*EXERCISE:* Filter the entries that follow, copying every line in which the word "image" appears.

Saved entries:
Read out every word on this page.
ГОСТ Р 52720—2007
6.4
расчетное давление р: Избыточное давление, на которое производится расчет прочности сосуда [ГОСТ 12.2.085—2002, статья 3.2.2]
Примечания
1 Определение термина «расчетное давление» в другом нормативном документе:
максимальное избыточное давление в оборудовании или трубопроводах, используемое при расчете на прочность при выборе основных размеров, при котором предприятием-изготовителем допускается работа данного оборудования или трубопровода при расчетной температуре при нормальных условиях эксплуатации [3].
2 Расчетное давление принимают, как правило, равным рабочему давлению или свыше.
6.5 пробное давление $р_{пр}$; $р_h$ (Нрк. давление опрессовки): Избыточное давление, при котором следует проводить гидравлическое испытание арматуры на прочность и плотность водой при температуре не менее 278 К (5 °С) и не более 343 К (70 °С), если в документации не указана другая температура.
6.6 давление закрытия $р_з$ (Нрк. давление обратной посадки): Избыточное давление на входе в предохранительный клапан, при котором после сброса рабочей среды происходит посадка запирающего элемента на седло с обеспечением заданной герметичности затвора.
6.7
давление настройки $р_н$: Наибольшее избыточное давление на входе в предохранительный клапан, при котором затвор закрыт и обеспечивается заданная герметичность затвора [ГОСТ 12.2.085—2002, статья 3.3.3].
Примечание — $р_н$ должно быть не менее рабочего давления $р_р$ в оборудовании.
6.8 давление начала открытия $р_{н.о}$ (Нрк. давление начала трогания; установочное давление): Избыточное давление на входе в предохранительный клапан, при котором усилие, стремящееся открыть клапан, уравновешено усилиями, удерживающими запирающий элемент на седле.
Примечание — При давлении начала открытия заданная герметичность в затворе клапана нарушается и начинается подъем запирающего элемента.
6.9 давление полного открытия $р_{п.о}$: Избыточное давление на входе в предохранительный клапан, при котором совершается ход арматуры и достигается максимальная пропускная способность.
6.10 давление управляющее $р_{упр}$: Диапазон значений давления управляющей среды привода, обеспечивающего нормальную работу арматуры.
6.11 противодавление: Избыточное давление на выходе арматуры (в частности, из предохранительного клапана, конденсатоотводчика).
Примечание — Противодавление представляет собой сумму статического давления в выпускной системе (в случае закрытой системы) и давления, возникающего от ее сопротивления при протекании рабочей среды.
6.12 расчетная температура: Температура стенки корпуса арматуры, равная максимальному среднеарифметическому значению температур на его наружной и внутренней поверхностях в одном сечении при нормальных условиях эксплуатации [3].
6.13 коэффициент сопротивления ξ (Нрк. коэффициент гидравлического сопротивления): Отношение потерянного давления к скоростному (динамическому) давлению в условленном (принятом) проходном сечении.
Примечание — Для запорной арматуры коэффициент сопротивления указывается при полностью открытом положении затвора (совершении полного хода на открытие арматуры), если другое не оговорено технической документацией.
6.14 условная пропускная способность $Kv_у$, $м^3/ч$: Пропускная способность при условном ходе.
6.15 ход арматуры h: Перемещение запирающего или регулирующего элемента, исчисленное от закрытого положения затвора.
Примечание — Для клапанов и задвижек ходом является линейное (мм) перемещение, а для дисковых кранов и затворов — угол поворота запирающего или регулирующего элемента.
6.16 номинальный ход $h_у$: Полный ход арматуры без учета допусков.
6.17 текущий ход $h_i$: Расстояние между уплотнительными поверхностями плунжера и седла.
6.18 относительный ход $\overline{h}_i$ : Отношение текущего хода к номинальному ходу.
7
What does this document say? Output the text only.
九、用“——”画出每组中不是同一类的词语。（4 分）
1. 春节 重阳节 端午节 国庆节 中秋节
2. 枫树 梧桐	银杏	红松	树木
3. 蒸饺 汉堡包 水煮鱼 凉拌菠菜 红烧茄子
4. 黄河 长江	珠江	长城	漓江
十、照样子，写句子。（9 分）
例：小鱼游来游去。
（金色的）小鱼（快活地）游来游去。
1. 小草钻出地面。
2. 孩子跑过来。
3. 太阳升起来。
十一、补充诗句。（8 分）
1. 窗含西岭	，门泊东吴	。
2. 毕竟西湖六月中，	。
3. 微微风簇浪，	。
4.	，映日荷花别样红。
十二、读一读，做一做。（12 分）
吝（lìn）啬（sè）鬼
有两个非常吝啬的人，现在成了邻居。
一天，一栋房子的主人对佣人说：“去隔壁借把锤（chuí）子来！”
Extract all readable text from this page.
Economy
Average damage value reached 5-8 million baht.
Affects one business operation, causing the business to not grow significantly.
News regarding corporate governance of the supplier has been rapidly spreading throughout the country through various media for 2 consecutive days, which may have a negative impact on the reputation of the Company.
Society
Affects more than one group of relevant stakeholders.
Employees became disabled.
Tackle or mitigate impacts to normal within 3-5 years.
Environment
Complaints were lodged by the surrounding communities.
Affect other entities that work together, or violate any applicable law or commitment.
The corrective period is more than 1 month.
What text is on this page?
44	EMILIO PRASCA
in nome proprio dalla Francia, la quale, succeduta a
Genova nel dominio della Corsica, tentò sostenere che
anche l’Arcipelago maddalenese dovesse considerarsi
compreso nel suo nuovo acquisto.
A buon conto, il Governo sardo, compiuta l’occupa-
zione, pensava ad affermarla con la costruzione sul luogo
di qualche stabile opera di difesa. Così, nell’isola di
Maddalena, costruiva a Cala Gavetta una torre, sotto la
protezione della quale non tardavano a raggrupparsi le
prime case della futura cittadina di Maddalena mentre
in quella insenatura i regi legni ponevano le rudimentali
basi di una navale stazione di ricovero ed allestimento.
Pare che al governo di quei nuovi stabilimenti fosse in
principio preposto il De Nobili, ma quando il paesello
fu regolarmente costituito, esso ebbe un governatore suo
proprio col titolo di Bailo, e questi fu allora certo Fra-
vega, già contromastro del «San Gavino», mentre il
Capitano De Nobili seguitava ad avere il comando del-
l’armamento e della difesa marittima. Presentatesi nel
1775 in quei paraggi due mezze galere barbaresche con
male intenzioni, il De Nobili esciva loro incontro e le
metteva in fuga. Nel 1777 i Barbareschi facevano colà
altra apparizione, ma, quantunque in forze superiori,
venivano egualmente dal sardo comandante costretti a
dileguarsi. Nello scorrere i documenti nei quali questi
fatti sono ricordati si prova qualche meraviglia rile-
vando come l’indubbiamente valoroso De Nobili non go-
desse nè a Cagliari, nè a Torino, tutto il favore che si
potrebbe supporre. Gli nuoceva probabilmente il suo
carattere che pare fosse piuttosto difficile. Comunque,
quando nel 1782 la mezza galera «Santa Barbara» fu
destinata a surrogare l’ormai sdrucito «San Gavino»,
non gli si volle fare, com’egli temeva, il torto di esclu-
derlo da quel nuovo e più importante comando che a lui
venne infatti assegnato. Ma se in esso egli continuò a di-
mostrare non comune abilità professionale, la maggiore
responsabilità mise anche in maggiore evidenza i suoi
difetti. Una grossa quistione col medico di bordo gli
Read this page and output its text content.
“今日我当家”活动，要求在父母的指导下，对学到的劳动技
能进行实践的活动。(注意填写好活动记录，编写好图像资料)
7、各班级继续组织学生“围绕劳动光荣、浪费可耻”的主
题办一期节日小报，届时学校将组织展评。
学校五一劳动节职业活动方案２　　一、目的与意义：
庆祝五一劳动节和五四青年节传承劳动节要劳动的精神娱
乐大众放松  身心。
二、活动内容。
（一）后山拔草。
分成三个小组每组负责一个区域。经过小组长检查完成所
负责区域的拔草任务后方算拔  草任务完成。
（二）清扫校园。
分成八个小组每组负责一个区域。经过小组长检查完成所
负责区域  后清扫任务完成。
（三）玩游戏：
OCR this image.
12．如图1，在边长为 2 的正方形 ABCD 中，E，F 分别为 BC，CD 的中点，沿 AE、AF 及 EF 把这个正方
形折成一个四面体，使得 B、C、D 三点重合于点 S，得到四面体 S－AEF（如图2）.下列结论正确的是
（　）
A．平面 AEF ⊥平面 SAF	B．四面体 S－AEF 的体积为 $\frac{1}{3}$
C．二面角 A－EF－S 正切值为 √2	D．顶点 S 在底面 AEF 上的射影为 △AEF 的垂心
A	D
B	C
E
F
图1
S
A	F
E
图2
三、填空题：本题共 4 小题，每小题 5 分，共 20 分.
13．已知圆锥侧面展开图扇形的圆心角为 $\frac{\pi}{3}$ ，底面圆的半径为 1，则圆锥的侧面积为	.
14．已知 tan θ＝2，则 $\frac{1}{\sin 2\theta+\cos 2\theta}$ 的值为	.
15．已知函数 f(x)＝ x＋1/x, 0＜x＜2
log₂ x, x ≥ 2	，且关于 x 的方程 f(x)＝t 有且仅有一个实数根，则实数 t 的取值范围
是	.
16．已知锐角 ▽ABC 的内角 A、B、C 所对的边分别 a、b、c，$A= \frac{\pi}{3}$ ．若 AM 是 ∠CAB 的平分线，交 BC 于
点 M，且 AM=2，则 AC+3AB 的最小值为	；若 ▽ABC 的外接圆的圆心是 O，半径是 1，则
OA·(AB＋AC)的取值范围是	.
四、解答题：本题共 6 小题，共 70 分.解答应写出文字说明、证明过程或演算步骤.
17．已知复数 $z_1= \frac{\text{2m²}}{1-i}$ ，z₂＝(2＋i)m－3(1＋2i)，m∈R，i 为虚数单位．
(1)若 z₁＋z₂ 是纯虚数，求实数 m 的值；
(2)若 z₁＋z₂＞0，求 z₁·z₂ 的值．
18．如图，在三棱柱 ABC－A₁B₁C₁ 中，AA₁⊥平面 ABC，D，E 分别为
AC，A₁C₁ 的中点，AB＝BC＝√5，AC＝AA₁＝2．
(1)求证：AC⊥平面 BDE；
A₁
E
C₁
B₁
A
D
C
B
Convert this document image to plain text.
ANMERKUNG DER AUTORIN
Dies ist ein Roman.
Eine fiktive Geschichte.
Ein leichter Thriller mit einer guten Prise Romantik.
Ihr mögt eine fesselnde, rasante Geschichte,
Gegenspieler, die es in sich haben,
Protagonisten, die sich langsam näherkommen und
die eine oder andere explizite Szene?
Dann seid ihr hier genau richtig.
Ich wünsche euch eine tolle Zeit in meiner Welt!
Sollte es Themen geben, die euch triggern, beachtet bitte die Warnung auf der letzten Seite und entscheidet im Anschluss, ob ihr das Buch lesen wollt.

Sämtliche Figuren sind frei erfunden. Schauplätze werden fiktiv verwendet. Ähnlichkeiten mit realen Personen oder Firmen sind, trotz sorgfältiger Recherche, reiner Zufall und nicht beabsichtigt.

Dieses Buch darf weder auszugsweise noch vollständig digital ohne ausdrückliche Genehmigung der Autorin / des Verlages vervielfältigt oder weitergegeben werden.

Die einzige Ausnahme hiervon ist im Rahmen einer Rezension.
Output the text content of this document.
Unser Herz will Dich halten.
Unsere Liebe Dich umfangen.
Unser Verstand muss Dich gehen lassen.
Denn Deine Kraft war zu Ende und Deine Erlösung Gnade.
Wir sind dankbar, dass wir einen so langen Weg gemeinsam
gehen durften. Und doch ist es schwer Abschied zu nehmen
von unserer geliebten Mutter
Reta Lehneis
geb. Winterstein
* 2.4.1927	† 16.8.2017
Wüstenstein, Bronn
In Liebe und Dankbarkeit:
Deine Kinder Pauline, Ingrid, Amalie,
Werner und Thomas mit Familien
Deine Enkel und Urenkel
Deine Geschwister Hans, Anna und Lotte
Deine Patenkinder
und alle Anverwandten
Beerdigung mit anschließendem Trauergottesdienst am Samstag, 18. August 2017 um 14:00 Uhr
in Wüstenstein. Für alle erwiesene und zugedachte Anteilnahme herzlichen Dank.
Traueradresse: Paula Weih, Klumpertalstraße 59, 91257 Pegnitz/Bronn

*RESPONSE:*
OCR this image.
Convert this document image to plain text.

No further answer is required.